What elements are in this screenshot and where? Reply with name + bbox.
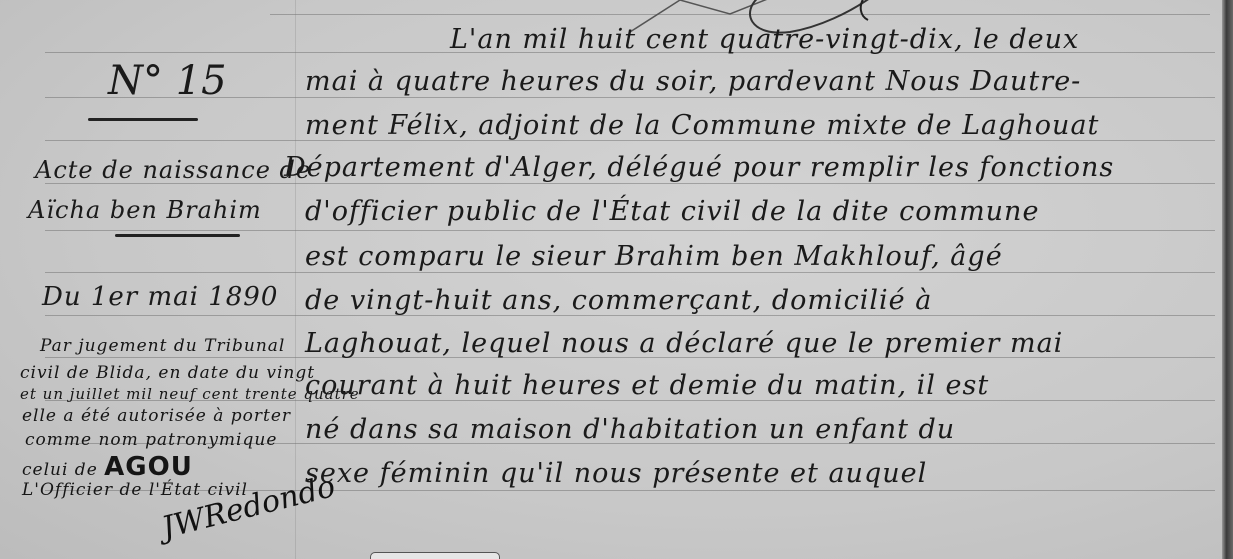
body-line-5: d'officier public de l'État civil de la … (305, 196, 1039, 227)
body-line-6: est comparu le sieur Brahim ben Makhlouf… (305, 241, 1003, 272)
body-line-11: sexe féminin qu'il nous présente et auqu… (305, 458, 927, 489)
annotation-line: comme nom patronymique (25, 430, 277, 450)
body-line-4: Département d'Alger, délégué pour rempli… (284, 152, 1114, 183)
annotation-celui-de: celui de (22, 460, 98, 480)
body-line-2: mai à quatre heures du soir, pardevant N… (305, 66, 1081, 97)
ruled-line (45, 272, 1215, 273)
annotation-line: elle a été autorisée à porter (22, 406, 291, 426)
body-line-7: de vingt-huit ans, commerçant, domicilié… (305, 285, 932, 316)
patronym: AGOU (104, 452, 193, 482)
margin-date: Du 1er mai 1890 (42, 282, 278, 312)
bottom-overlay-tab[interactable] (370, 552, 500, 559)
body-line-1: L'an mil huit cent quatre-vingt-dix, le … (450, 24, 1079, 55)
entry-number-underline (88, 118, 198, 121)
register-page: N° 15 Acte de naissance de Aïcha ben Bra… (0, 0, 1222, 559)
ruled-line (45, 230, 1215, 231)
annotation-line: celui de AGOU (22, 452, 193, 482)
name-underline (115, 234, 240, 237)
body-line-10: né dans sa maison d'habitation un enfant… (305, 414, 955, 445)
page-binding-edge (1222, 0, 1233, 559)
annotation-line: civil de Blida, en date du vingt (20, 363, 315, 383)
body-line-8: Laghouat, lequel nous a déclaré que le p… (305, 328, 1063, 359)
annotation-line: Par jugement du Tribunal (40, 336, 285, 356)
margin-title-line-1: Acte de naissance de (35, 156, 311, 184)
margin-rule (295, 0, 296, 559)
margin-title-line-2: Aïcha ben Brahim (28, 196, 262, 224)
body-line-9: courant à huit heures et demie du matin,… (305, 370, 989, 401)
body-line-3: ment Félix, adjoint de la Commune mixte … (305, 110, 1099, 141)
entry-number: N° 15 (108, 58, 227, 104)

§

Rewrite the material above, replacing "annotation-line" with "margin-note-line" and changing nothing else. Leave out the pictures.

What elements are in this screenshot and where? Reply with name + bbox.
body-line-5: d'officier public de l'État civil de la … (305, 196, 1039, 227)
body-line-6: est comparu le sieur Brahim ben Makhlouf… (305, 241, 1003, 272)
body-line-11: sexe féminin qu'il nous présente et auqu… (305, 458, 927, 489)
margin-note-line: comme nom patronymique (25, 430, 277, 450)
body-line-4: Département d'Alger, délégué pour rempli… (284, 152, 1114, 183)
annotation-celui-de: celui de (22, 460, 98, 480)
body-line-2: mai à quatre heures du soir, pardevant N… (305, 66, 1081, 97)
ruled-line (45, 272, 1215, 273)
margin-note-line: elle a été autorisée à porter (22, 406, 291, 426)
body-line-7: de vingt-huit ans, commerçant, domicilié… (305, 285, 932, 316)
patronym: AGOU (104, 452, 193, 482)
margin-date: Du 1er mai 1890 (42, 282, 278, 312)
bottom-overlay-tab[interactable] (370, 552, 500, 559)
body-line-1: L'an mil huit cent quatre-vingt-dix, le … (450, 24, 1079, 55)
entry-number-underline (88, 118, 198, 121)
register-page: N° 15 Acte de naissance de Aïcha ben Bra… (0, 0, 1222, 559)
ruled-line (45, 230, 1215, 231)
margin-note-line: celui de AGOU (22, 452, 193, 482)
name-underline (115, 234, 240, 237)
body-line-10: né dans sa maison d'habitation un enfant… (305, 414, 955, 445)
page-binding-edge (1222, 0, 1233, 559)
margin-note-line: civil de Blida, en date du vingt (20, 363, 315, 383)
body-line-8: Laghouat, lequel nous a déclaré que le p… (305, 328, 1063, 359)
margin-note-line: Par jugement du Tribunal (40, 336, 285, 356)
margin-title-line-1: Acte de naissance de (35, 156, 311, 184)
margin-rule (295, 0, 296, 559)
margin-title-line-2: Aïcha ben Brahim (28, 196, 262, 224)
body-line-9: courant à huit heures et demie du matin,… (305, 370, 989, 401)
body-line-3: ment Félix, adjoint de la Commune mixte … (305, 110, 1099, 141)
entry-number: N° 15 (108, 58, 227, 104)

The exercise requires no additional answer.